Begin

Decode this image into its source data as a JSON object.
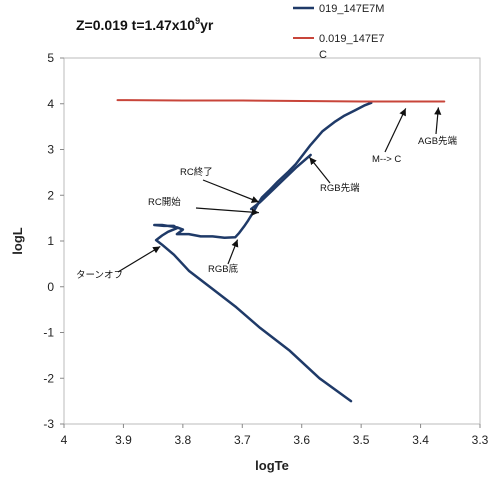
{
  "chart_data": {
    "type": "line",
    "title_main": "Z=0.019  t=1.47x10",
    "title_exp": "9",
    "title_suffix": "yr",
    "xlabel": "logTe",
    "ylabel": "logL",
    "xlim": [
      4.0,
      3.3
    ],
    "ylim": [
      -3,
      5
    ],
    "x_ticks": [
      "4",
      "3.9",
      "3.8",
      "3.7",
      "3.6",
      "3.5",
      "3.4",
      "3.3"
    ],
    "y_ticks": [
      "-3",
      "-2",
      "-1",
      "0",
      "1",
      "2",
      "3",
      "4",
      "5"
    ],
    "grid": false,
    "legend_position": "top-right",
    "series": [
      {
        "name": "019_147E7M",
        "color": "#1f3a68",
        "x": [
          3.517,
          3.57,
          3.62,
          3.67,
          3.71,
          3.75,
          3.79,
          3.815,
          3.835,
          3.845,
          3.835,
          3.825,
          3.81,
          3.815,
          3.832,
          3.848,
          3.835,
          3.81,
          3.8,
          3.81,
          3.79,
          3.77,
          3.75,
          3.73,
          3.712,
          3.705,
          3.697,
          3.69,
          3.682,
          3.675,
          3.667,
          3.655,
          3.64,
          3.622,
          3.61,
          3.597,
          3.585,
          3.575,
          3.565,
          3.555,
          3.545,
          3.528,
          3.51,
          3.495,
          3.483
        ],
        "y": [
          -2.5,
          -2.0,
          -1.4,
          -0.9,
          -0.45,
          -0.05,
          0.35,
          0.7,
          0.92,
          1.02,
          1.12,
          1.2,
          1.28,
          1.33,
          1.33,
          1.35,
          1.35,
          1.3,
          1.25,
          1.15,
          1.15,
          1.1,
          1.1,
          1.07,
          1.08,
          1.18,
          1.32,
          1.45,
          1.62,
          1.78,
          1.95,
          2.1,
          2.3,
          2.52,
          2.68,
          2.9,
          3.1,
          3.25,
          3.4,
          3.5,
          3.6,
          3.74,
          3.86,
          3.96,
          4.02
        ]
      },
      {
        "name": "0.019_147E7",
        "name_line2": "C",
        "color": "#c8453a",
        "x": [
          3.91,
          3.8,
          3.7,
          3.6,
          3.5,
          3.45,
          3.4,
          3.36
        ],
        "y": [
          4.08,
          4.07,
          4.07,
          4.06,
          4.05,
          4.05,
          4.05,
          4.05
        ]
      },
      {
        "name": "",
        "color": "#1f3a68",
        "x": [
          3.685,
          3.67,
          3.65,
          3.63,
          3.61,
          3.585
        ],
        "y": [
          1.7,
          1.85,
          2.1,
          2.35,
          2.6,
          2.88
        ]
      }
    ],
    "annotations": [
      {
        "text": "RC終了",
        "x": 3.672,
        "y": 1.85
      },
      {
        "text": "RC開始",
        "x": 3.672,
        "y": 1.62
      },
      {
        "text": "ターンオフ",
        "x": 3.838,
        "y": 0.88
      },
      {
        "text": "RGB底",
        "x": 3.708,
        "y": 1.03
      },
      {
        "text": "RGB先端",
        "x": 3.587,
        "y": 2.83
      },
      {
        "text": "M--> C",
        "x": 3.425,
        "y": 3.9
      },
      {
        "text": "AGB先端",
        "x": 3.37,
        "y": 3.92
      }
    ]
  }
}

End

__Given task__: Quote the material exactly. Pictures stay out.

__Written response__:
Decode this image into its source data as a JSON object.
{
  "chart_data": {
    "type": "line",
    "title_main": "Z=0.019  t=1.47x10",
    "title_exp": "9",
    "title_suffix": "yr",
    "xlabel": "logTe",
    "ylabel": "logL",
    "xlim": [
      4.0,
      3.3
    ],
    "ylim": [
      -3,
      5
    ],
    "x_ticks": [
      "4",
      "3.9",
      "3.8",
      "3.7",
      "3.6",
      "3.5",
      "3.4",
      "3.3"
    ],
    "y_ticks": [
      "-3",
      "-2",
      "-1",
      "0",
      "1",
      "2",
      "3",
      "4",
      "5"
    ],
    "grid": false,
    "legend_position": "top-right",
    "series": [
      {
        "name": "019_147E7M",
        "color": "#1f3a68",
        "x": [
          3.517,
          3.57,
          3.62,
          3.67,
          3.71,
          3.75,
          3.79,
          3.815,
          3.835,
          3.845,
          3.835,
          3.825,
          3.81,
          3.815,
          3.832,
          3.848,
          3.835,
          3.81,
          3.8,
          3.81,
          3.79,
          3.77,
          3.75,
          3.73,
          3.712,
          3.705,
          3.697,
          3.69,
          3.682,
          3.675,
          3.667,
          3.655,
          3.64,
          3.622,
          3.61,
          3.597,
          3.585,
          3.575,
          3.565,
          3.555,
          3.545,
          3.528,
          3.51,
          3.495,
          3.483
        ],
        "y": [
          -2.5,
          -2.0,
          -1.4,
          -0.9,
          -0.45,
          -0.05,
          0.35,
          0.7,
          0.92,
          1.02,
          1.12,
          1.2,
          1.28,
          1.33,
          1.33,
          1.35,
          1.35,
          1.3,
          1.25,
          1.15,
          1.15,
          1.1,
          1.1,
          1.07,
          1.08,
          1.18,
          1.32,
          1.45,
          1.62,
          1.78,
          1.95,
          2.1,
          2.3,
          2.52,
          2.68,
          2.9,
          3.1,
          3.25,
          3.4,
          3.5,
          3.6,
          3.74,
          3.86,
          3.96,
          4.02
        ]
      },
      {
        "name": "0.019_147E7",
        "name_line2": "C",
        "color": "#c8453a",
        "x": [
          3.91,
          3.8,
          3.7,
          3.6,
          3.5,
          3.45,
          3.4,
          3.36
        ],
        "y": [
          4.08,
          4.07,
          4.07,
          4.06,
          4.05,
          4.05,
          4.05,
          4.05
        ]
      },
      {
        "name": "",
        "color": "#1f3a68",
        "x": [
          3.685,
          3.67,
          3.65,
          3.63,
          3.61,
          3.585
        ],
        "y": [
          1.7,
          1.85,
          2.1,
          2.35,
          2.6,
          2.88
        ]
      }
    ],
    "annotations": [
      {
        "text": "RC終了",
        "x": 3.672,
        "y": 1.85
      },
      {
        "text": "RC開始",
        "x": 3.672,
        "y": 1.62
      },
      {
        "text": "ターンオフ",
        "x": 3.838,
        "y": 0.88
      },
      {
        "text": "RGB底",
        "x": 3.708,
        "y": 1.03
      },
      {
        "text": "RGB先端",
        "x": 3.587,
        "y": 2.83
      },
      {
        "text": "M--> C",
        "x": 3.425,
        "y": 3.9
      },
      {
        "text": "AGB先端",
        "x": 3.37,
        "y": 3.92
      }
    ]
  }
}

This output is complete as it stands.